--- WRITTEN PROBLEM ---
Every line holding the string "δ¹⁸O" should be gathered.
Begin SUPPLIED MATERIAL
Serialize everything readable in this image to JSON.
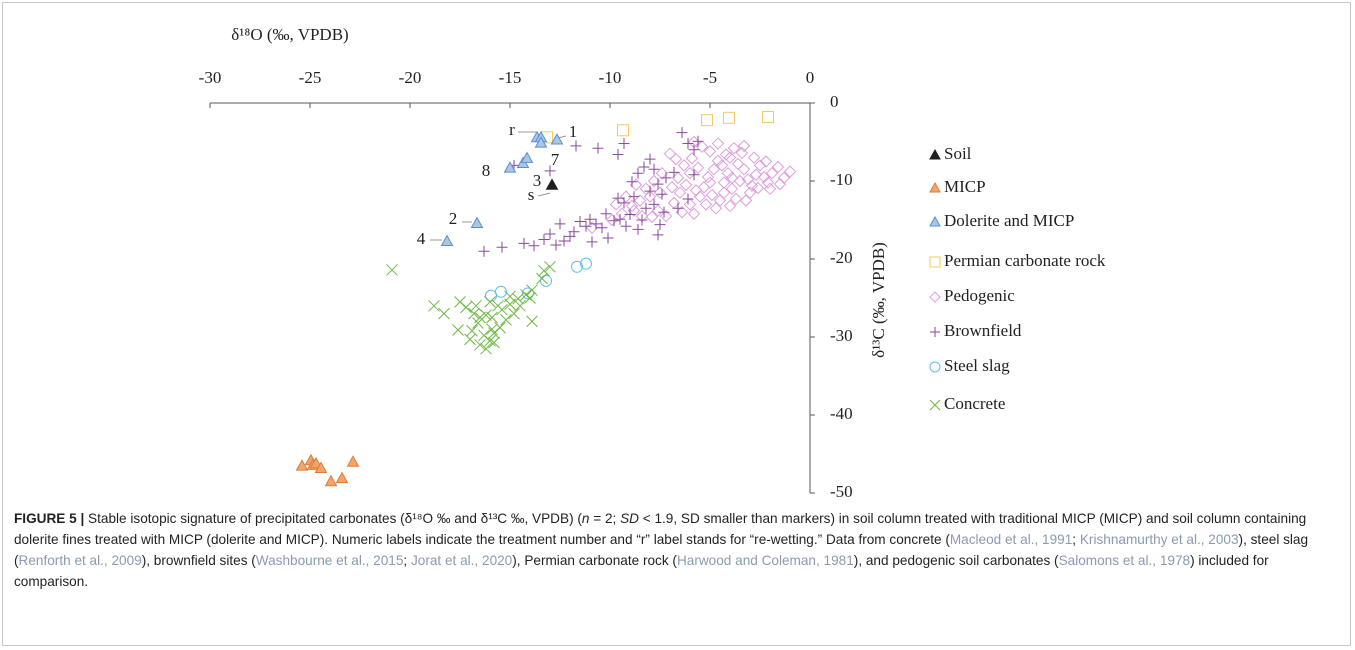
{
  "chart_data": {
    "type": "scatter",
    "x_label": "δ¹⁸O (‰, VPDB)",
    "y_label": "δ¹³C (‰, VPDB)",
    "xlim": [
      -30,
      0
    ],
    "xticks": [
      -30,
      -25,
      -20,
      -15,
      -10,
      -5,
      0
    ],
    "ylim": [
      -50,
      0
    ],
    "yticks": [
      0,
      -10,
      -20,
      -30,
      -40,
      -50
    ],
    "annotations": [
      "r",
      "1",
      "7",
      "8",
      "3",
      "2",
      "s",
      "4"
    ],
    "series": [
      {
        "name": "Soil",
        "marker": "triangle",
        "color": "#231f20",
        "fill": "#231f20",
        "x": [
          -12.9
        ],
        "y": [
          -10.5
        ]
      },
      {
        "name": "MICP",
        "marker": "triangle",
        "color": "#e07b39",
        "fill": "#f4a46a",
        "x": [
          -25.4,
          -24.95,
          -24.85,
          -24.7,
          -24.45,
          -23.95,
          -23.4,
          -22.85
        ],
        "y": [
          -46.5,
          -45.8,
          -46.4,
          -46.2,
          -46.8,
          -48.5,
          -48.1,
          -46.0
        ]
      },
      {
        "name": "Dolerite and MICP",
        "marker": "triangle",
        "color": "#5b8fcc",
        "fill": "#a9c6e8",
        "x": [
          -13.65,
          -13.45,
          -12.65,
          -13.45,
          -15.0,
          -14.35,
          -14.15,
          -16.65,
          -18.15
        ],
        "y": [
          -4.4,
          -4.4,
          -4.7,
          -5.1,
          -8.3,
          -7.7,
          -7.05,
          -15.4,
          -17.7
        ]
      },
      {
        "name": "Permian carbonate rock",
        "marker": "square",
        "color": "#f5c862",
        "fill": null,
        "x": [
          -13.15,
          -9.35,
          -5.15,
          -4.05,
          -2.1
        ],
        "y": [
          -4.4,
          -3.5,
          -2.2,
          -1.9,
          -1.8
        ]
      },
      {
        "name": "Pedogenic",
        "marker": "diamond",
        "color": "#dd9ddd",
        "fill": null,
        "x": [
          -10.9,
          -9.9,
          -9.4,
          -8.9,
          -8.5,
          -8.0,
          -7.6,
          -7.2,
          -6.8,
          -6.5,
          -6.2,
          -6.0,
          -5.8,
          -5.5,
          -5.3,
          -5.1,
          -4.9,
          -4.7,
          -4.5,
          -4.3,
          -4.1,
          -3.9,
          -3.7,
          -3.5,
          -3.3,
          -3.1,
          -2.9,
          -2.7,
          -2.5,
          -2.3,
          -2.1,
          -1.9,
          -1.6,
          -1.3,
          -1.0,
          -2.2,
          -2.8,
          -3.4,
          -3.8,
          -4.2,
          -4.6,
          -5.0,
          -5.4,
          -5.9,
          -6.3,
          -6.7,
          -7.0,
          -7.4,
          -7.8,
          -8.2,
          -8.7,
          -9.2,
          -6.9,
          -5.7,
          -4.8,
          -4.4,
          -3.6,
          -3.0,
          -2.6,
          -5.2,
          -4.0,
          -6.4,
          -7.9,
          -8.8,
          -9.7,
          -6.0,
          -5.6,
          -4.3,
          -3.2,
          -2.0,
          -1.5,
          -3.9,
          -5.0,
          -6.6,
          -7.5,
          -8.4,
          -4.6,
          -3.3,
          -5.8,
          -4.0
        ],
        "y": [
          -16.0,
          -15.0,
          -14.2,
          -13.2,
          -12.5,
          -12.0,
          -13.8,
          -14.5,
          -12.8,
          -11.5,
          -10.5,
          -13.0,
          -14.2,
          -12.0,
          -10.8,
          -9.5,
          -11.8,
          -13.5,
          -12.5,
          -10.2,
          -9.0,
          -11.0,
          -12.3,
          -10.0,
          -8.5,
          -9.8,
          -10.6,
          -9.2,
          -8.0,
          -9.5,
          -10.2,
          -9.0,
          -8.2,
          -9.6,
          -8.8,
          -7.5,
          -7.0,
          -6.4,
          -5.8,
          -6.6,
          -7.4,
          -6.2,
          -5.6,
          -7.1,
          -8.0,
          -7.2,
          -6.5,
          -9.0,
          -10.0,
          -11.0,
          -10.5,
          -12.0,
          -10.8,
          -11.2,
          -8.5,
          -8.0,
          -7.8,
          -11.5,
          -10.9,
          -13.0,
          -13.2,
          -14.0,
          -14.6,
          -13.8,
          -13.0,
          -9.0,
          -8.3,
          -11.5,
          -12.5,
          -11.0,
          -10.4,
          -9.6,
          -10.2,
          -9.6,
          -11.5,
          -14.5,
          -5.2,
          -5.5,
          -5.0,
          -7.0
        ]
      },
      {
        "name": "Brownfield",
        "marker": "plus",
        "color": "#8a4a9e",
        "fill": null,
        "x": [
          -16.3,
          -15.4,
          -14.3,
          -13.8,
          -13.3,
          -13.0,
          -12.7,
          -12.3,
          -12.0,
          -11.8,
          -11.5,
          -11.2,
          -11.0,
          -10.7,
          -10.4,
          -10.1,
          -9.8,
          -9.6,
          -9.3,
          -9.0,
          -8.8,
          -8.6,
          -8.4,
          -8.2,
          -8.0,
          -7.8,
          -7.6,
          -7.5,
          -7.3,
          -9.2,
          -8.9,
          -8.6,
          -8.3,
          -8.0,
          -7.8,
          -7.6,
          -7.4,
          -7.2,
          -6.8,
          -9.6,
          -9.3,
          -10.6,
          -11.7,
          -13.0,
          -6.4,
          -6.1,
          -5.8,
          -5.6,
          -5.8,
          -6.1,
          -6.6,
          -10.2,
          -9.5,
          -10.9,
          -12.5,
          -14.8
        ],
        "y": [
          -19.0,
          -18.5,
          -18.0,
          -18.3,
          -17.5,
          -16.8,
          -18.2,
          -17.7,
          -17.1,
          -16.5,
          -15.2,
          -15.8,
          -14.9,
          -15.5,
          -16.0,
          -17.3,
          -15.1,
          -12.2,
          -12.8,
          -14.3,
          -12.0,
          -16.2,
          -15.0,
          -13.5,
          -11.3,
          -13.0,
          -16.9,
          -15.6,
          -14.0,
          -15.8,
          -10.1,
          -9.0,
          -8.2,
          -7.2,
          -8.5,
          -10.4,
          -11.7,
          -9.6,
          -8.9,
          -6.6,
          -5.2,
          -5.8,
          -5.5,
          -8.7,
          -3.8,
          -5.2,
          -6.0,
          -4.9,
          -9.2,
          -12.3,
          -13.5,
          -14.2,
          -14.9,
          -17.8,
          -15.5,
          -8.0
        ]
      },
      {
        "name": "Steel slag",
        "marker": "circle",
        "color": "#5bc0e8",
        "fill": null,
        "x": [
          -15.95,
          -15.45,
          -14.1,
          -13.2,
          -11.65,
          -11.2
        ],
        "y": [
          -24.7,
          -24.2,
          -24.4,
          -22.8,
          -21.0,
          -20.6
        ]
      },
      {
        "name": "Concrete",
        "marker": "x",
        "color": "#6cb843",
        "fill": null,
        "x": [
          -20.9,
          -17.6,
          -17.0,
          -16.5,
          -16.2,
          -16.0,
          -15.8,
          -15.5,
          -15.9,
          -15.4,
          -15.0,
          -14.6,
          -14.2,
          -13.9,
          -13.4,
          -13.3,
          -13.0,
          -13.9,
          -14.8,
          -15.6,
          -16.2,
          -16.6,
          -16.9,
          -16.3,
          -15.8,
          -18.8,
          -18.3,
          -17.2,
          -16.7,
          -16.5,
          -15.2,
          -14.5,
          -14.0,
          -15.0,
          -16.0,
          -17.5,
          -16.8,
          -15.9
        ],
        "y": [
          -21.4,
          -29.1,
          -30.3,
          -31.0,
          -31.5,
          -30.5,
          -29.5,
          -28.8,
          -27.5,
          -26.5,
          -25.8,
          -25.1,
          -24.6,
          -24.0,
          -22.5,
          -21.5,
          -21.0,
          -28.0,
          -27.0,
          -26.0,
          -27.2,
          -28.2,
          -29.2,
          -29.8,
          -30.7,
          -26.0,
          -27.0,
          -26.2,
          -26.0,
          -27.5,
          -27.8,
          -26.0,
          -25.0,
          -24.8,
          -25.5,
          -25.5,
          -27.0,
          -29.0
        ]
      }
    ]
  },
  "caption": [
    {
      "text": "FIGURE 5 |",
      "style": "bold"
    },
    {
      "text": " Stable isotopic signature of precipitated carbonates (δ¹⁸O ‰ and δ¹³C ‰, VPDB) (",
      "style": "plain"
    },
    {
      "text": "n",
      "style": "italic"
    },
    {
      "text": " = 2; ",
      "style": "plain"
    },
    {
      "text": "SD",
      "style": "italic"
    },
    {
      "text": " < 1.9, SD smaller than markers) in soil column treated with traditional MICP (MICP) and soil column containing dolerite fines treated with MICP (dolerite and MICP). Numeric labels indicate the treatment number and “r” label stands for “re-wetting.” Data from concrete (",
      "style": "plain"
    },
    {
      "text": "Macleod et al., 1991",
      "style": "cite"
    },
    {
      "text": "; ",
      "style": "plain"
    },
    {
      "text": "Krishnamurthy et al., 2003",
      "style": "cite"
    },
    {
      "text": "), steel slag (",
      "style": "plain"
    },
    {
      "text": "Renforth et al., 2009",
      "style": "cite"
    },
    {
      "text": "), brownfield sites (",
      "style": "plain"
    },
    {
      "text": "Washbourne et al., 2015",
      "style": "cite"
    },
    {
      "text": "; ",
      "style": "plain"
    },
    {
      "text": "Jorat et al., 2020",
      "style": "cite"
    },
    {
      "text": "), Permian carbonate rock (",
      "style": "plain"
    },
    {
      "text": "Harwood and Coleman, 1981",
      "style": "cite"
    },
    {
      "text": "), and pedogenic soil carbonates (",
      "style": "plain"
    },
    {
      "text": "Salomons et al., 1978",
      "style": "cite"
    },
    {
      "text": ") included for comparison.",
      "style": "plain"
    }
  ]
}
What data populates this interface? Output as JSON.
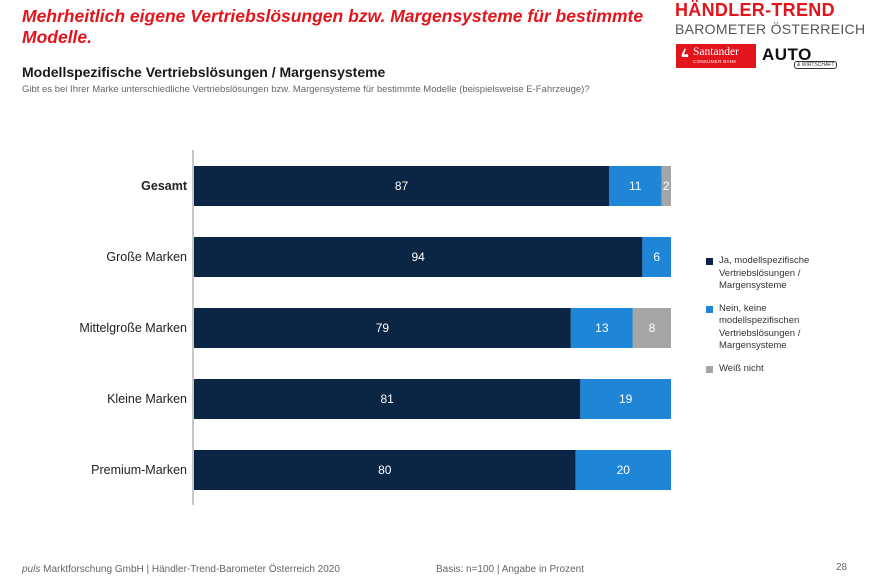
{
  "header": {
    "headline": "Mehrheitlich eigene Vertriebslösungen bzw. Margensysteme für bestimmte Modelle.",
    "brand_title": "HÄNDLER-TREND",
    "brand_subtitle": "BAROMETER ÖSTERREICH",
    "santander_name": "Santander",
    "santander_tag": "CONSUMER BANK",
    "auto_word": "AUTO",
    "auto_sub": "& WIRTSCHAFT"
  },
  "chart_data": {
    "type": "bar",
    "orientation": "horizontal",
    "stacked": true,
    "title": "Modellspezifische Vertriebslösungen / Margensysteme",
    "subtitle": "Gibt es bei Ihrer Marke unterschiedliche Vertriebslösungen bzw. Margensysteme für bestimmte Modelle (beispielsweise E-Fahrzeuge)?",
    "categories": [
      "Gesamt",
      "Große Marken",
      "Mittelgroße Marken",
      "Kleine Marken",
      "Premium-Marken"
    ],
    "category_bold": [
      true,
      false,
      false,
      false,
      false
    ],
    "series": [
      {
        "name": "Ja, modellspezifische Vertriebslösungen / Margensysteme",
        "values": [
          87,
          94,
          79,
          81,
          80
        ],
        "color": "#0b2545",
        "label_color": "#ffffff"
      },
      {
        "name": "Nein, keine modellspezifischen Vertriebslösungen / Margensysteme",
        "values": [
          11,
          6,
          13,
          19,
          20
        ],
        "color": "#1f85d6",
        "label_color": "#ffffff"
      },
      {
        "name": "Weiß nicht",
        "values": [
          2,
          0,
          8,
          0,
          0
        ],
        "color": "#a6a6a6",
        "label_color": "#ffffff"
      }
    ],
    "xlim": [
      0,
      100
    ],
    "grid": false,
    "legend_position": "right"
  },
  "legend_lines": [
    [
      "Ja, modellspezifische",
      "Vertriebslösungen /",
      "Margensysteme"
    ],
    [
      "Nein, keine",
      "modellspezifischen",
      "Vertriebslösungen /",
      "Margensysteme"
    ],
    [
      "Weiß nicht"
    ]
  ],
  "footer": {
    "company_italic": "puls",
    "company_rest": " Marktforschung GmbH | Händler-Trend-Barometer Österreich 2020",
    "basis": "Basis: n=100 | Angabe in Prozent",
    "page": "28"
  }
}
End SUPPLIED MATERIAL
--- EXERCISE SOLUTION ---
    "x_label": "δ¹⁸O (‰, VPDB)",
      "text": " Stable isotopic signature of precipitated carbonates (δ¹⁸O ‰ and δ¹³C ‰, VPDB) (",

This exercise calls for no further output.